-- START OF RECORDS SUPPLIED --

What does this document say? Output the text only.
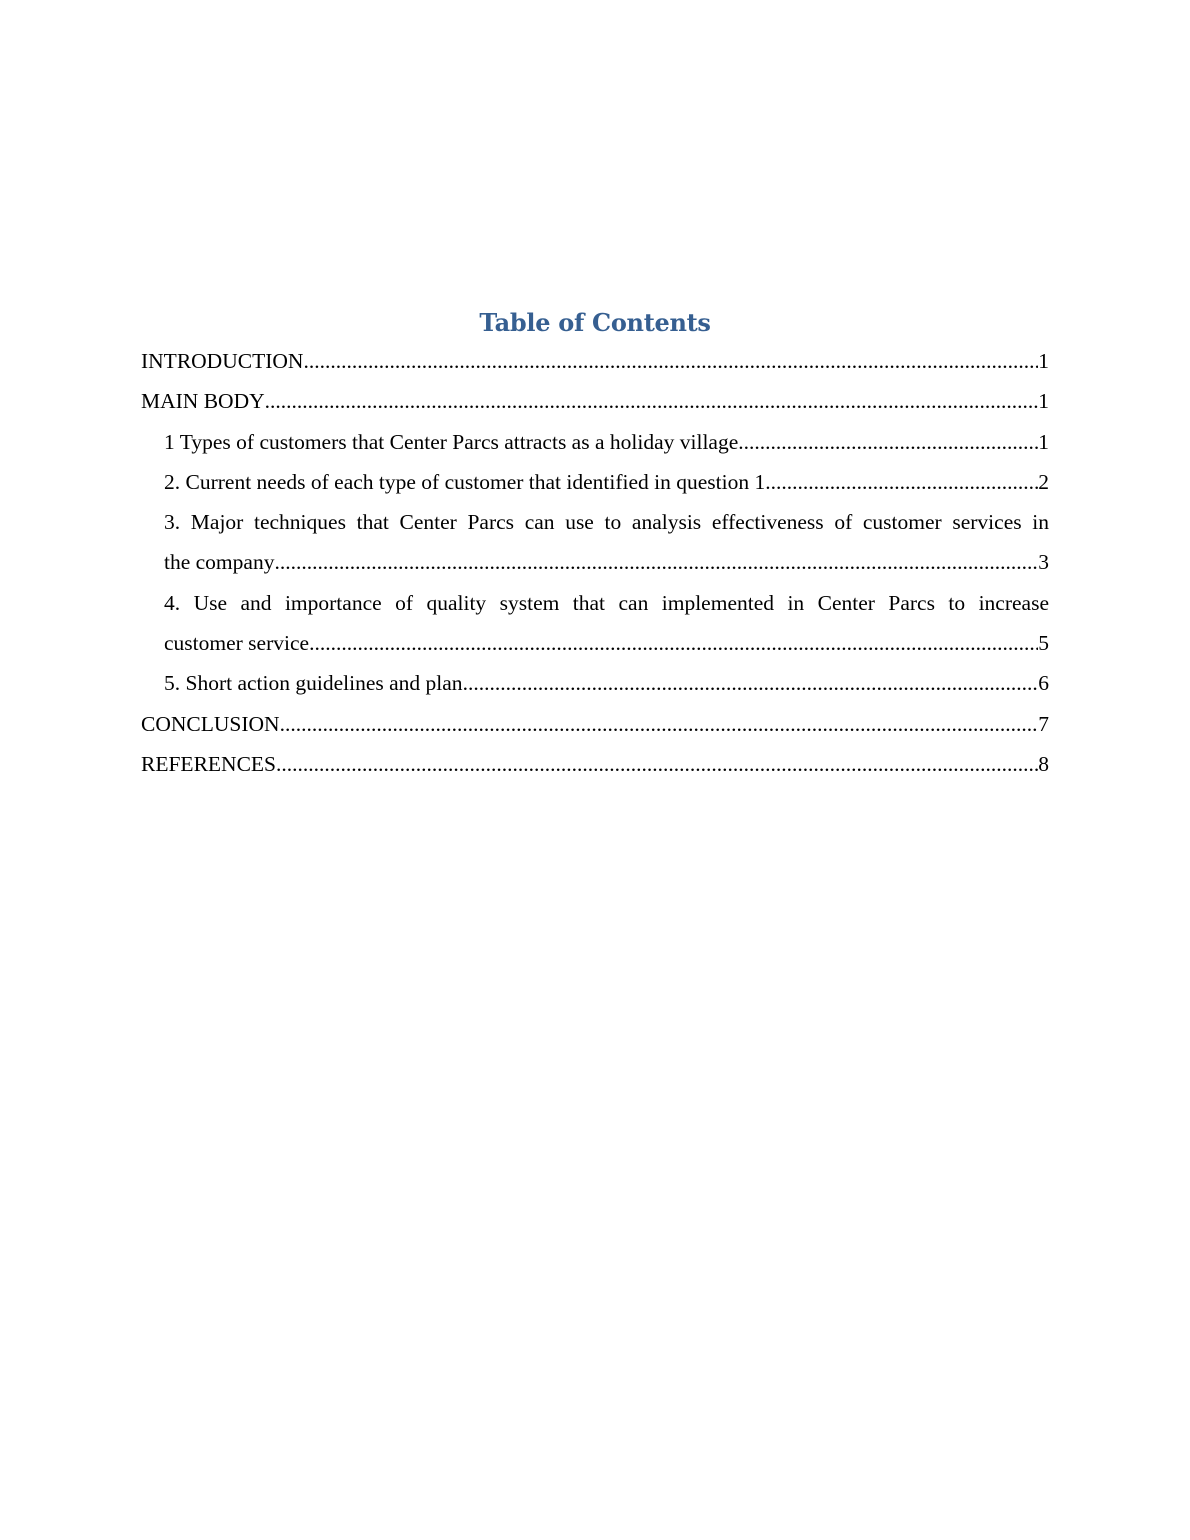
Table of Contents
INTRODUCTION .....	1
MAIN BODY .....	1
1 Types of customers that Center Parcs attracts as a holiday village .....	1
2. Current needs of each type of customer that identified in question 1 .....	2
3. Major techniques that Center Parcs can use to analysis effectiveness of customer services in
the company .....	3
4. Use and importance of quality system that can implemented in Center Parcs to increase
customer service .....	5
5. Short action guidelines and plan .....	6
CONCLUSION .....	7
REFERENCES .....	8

-- END OF RECORDS SUPPLIED --

Each record must be quoted in full and exactly. Do not include the pictures.

What does this document say? Output the text only.
Table of Contents
INTRODUCTION .....	1
MAIN BODY .....	1
1 Types of customers that Center Parcs attracts as a holiday village .....	1
2. Current needs of each type of customer that identified in question 1 .....	2
3. Major techniques that Center Parcs can use to analysis effectiveness of customer services in
the company .....	3
4. Use and importance of quality system that can implemented in Center Parcs to increase
customer service .....	5
5. Short action guidelines and plan .....	6
CONCLUSION .....	7
REFERENCES .....	8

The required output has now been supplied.